• [Short exercise] Sort through the entries below and pull out lines containing the word "mình".

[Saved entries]
──────────────────────────────

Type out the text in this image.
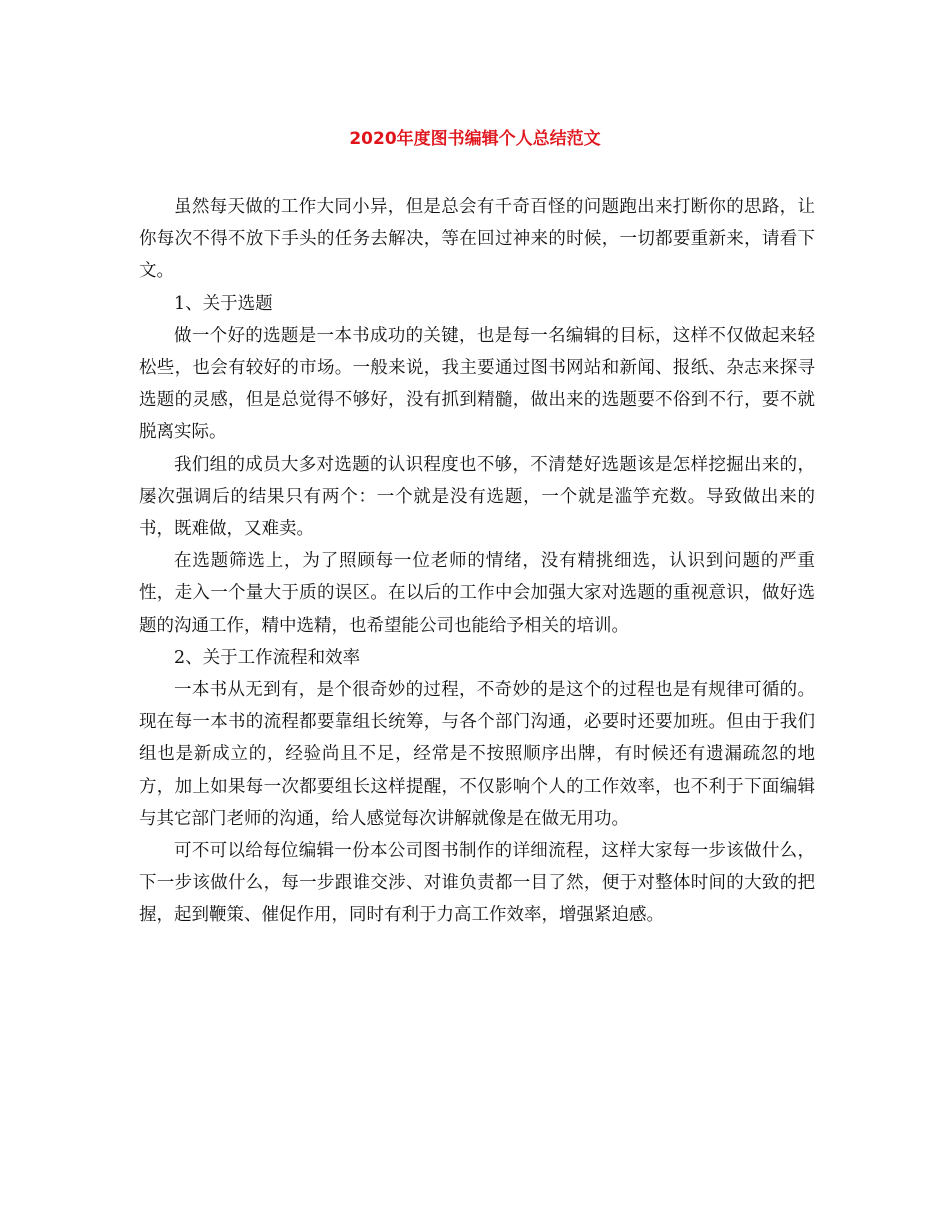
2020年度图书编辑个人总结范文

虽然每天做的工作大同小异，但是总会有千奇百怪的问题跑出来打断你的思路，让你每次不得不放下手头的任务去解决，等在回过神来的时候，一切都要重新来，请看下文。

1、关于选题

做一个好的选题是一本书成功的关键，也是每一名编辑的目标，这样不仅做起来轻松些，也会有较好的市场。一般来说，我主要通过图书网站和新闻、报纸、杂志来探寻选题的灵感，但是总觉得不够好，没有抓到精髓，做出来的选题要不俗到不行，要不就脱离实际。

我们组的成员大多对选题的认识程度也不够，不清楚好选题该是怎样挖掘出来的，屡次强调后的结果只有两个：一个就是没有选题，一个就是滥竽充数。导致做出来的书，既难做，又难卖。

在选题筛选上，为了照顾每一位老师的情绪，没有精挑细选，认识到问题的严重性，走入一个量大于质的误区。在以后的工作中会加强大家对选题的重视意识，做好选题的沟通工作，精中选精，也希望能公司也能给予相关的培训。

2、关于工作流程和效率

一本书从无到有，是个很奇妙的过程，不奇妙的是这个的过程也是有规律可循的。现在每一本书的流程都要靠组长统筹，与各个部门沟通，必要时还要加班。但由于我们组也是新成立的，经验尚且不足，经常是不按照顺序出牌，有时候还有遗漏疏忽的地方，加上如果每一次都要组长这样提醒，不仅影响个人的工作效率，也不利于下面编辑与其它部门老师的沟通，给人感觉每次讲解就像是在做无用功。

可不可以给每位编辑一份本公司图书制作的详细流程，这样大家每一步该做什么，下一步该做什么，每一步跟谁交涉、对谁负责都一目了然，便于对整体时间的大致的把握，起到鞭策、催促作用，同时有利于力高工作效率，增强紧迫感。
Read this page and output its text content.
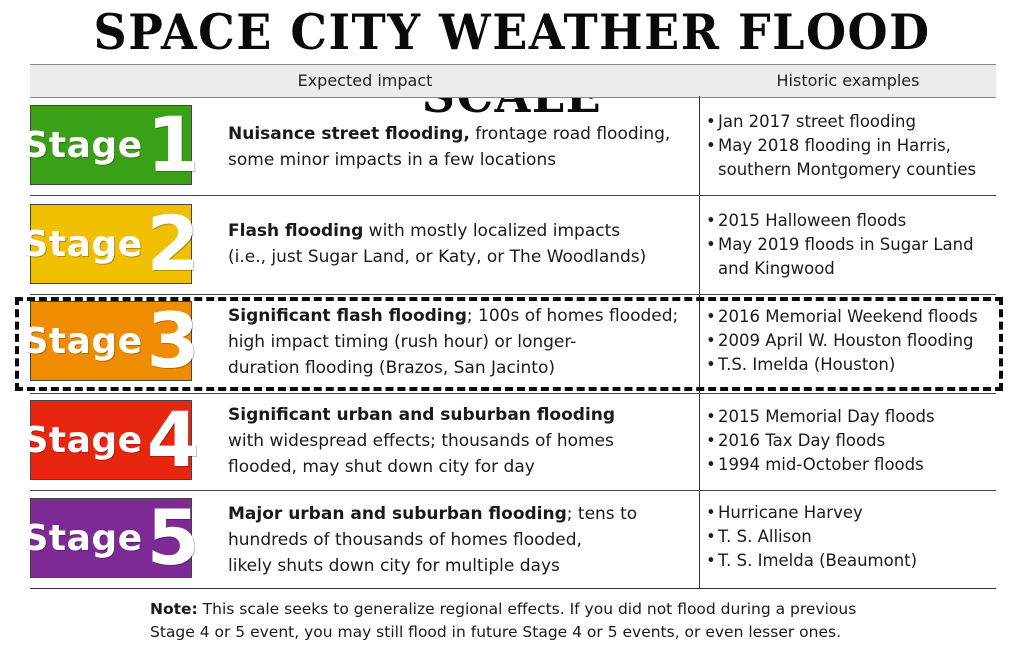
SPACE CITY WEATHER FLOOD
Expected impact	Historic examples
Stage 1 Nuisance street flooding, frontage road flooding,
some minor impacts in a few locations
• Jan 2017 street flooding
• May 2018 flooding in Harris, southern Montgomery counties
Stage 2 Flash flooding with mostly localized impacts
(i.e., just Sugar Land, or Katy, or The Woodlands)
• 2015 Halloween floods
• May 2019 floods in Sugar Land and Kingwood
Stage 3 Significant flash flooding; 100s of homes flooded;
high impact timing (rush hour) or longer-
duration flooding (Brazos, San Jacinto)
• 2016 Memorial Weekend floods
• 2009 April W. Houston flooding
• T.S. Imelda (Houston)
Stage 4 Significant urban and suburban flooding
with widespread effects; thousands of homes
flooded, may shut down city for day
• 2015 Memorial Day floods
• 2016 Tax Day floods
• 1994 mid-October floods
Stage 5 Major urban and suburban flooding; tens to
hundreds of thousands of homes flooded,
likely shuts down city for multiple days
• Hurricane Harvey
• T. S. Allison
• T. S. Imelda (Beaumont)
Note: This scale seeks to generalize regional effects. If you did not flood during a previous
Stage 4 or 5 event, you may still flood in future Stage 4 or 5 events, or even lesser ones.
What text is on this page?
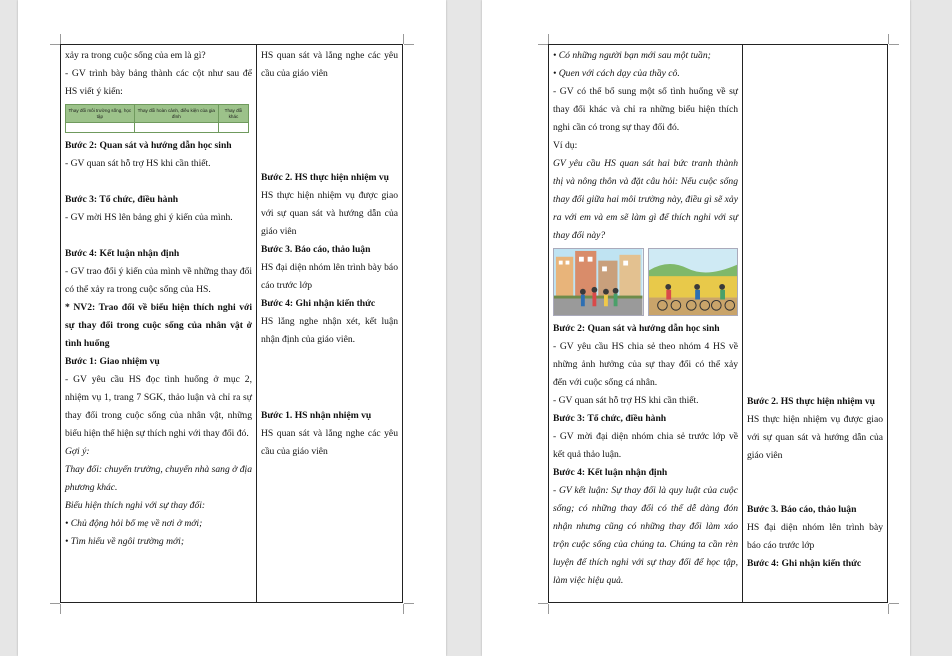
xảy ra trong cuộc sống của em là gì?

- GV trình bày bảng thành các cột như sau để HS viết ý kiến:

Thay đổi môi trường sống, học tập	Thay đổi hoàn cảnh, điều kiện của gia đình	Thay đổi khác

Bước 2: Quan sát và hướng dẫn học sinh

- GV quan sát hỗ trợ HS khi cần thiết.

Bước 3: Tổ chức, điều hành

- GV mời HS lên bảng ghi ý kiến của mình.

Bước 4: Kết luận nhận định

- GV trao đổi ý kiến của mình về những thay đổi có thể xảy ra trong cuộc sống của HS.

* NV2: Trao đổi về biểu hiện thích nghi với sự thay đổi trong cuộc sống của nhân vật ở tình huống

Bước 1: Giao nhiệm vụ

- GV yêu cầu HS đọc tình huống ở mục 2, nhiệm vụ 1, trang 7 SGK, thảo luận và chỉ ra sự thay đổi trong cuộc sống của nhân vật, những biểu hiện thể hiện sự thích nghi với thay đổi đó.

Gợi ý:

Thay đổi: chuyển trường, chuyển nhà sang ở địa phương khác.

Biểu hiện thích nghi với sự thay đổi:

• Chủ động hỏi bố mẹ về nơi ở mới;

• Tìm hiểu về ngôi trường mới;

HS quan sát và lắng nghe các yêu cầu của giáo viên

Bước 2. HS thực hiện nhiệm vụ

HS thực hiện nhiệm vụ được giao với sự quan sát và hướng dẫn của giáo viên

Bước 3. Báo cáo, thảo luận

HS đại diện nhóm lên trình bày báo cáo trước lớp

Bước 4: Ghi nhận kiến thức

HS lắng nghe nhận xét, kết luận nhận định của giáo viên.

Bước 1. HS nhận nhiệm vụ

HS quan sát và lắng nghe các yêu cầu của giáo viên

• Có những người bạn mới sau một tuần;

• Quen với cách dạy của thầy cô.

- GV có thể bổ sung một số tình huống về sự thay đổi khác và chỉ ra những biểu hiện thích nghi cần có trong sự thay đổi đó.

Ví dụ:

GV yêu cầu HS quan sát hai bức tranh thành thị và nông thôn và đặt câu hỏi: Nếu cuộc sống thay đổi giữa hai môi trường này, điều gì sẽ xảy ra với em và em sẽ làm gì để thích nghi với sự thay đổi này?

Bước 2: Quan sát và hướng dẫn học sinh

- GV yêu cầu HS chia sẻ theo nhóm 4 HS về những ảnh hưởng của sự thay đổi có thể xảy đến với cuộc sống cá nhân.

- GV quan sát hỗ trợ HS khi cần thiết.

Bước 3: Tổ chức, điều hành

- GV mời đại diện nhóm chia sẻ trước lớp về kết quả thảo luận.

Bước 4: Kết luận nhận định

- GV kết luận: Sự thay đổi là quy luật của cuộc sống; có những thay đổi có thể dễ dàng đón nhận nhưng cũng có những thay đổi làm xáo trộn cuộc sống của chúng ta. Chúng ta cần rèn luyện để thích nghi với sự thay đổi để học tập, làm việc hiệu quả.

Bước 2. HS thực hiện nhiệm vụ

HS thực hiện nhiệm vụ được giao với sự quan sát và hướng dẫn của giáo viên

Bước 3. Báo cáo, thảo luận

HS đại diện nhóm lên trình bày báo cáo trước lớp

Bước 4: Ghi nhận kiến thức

──────────────────────────────

• [Full solution]
- GV mời HS lên bảng ghi ý kiến của mình.
- GV trao đổi ý kiến của mình về những thay đổi có thể xảy ra trong cuộc sống của HS.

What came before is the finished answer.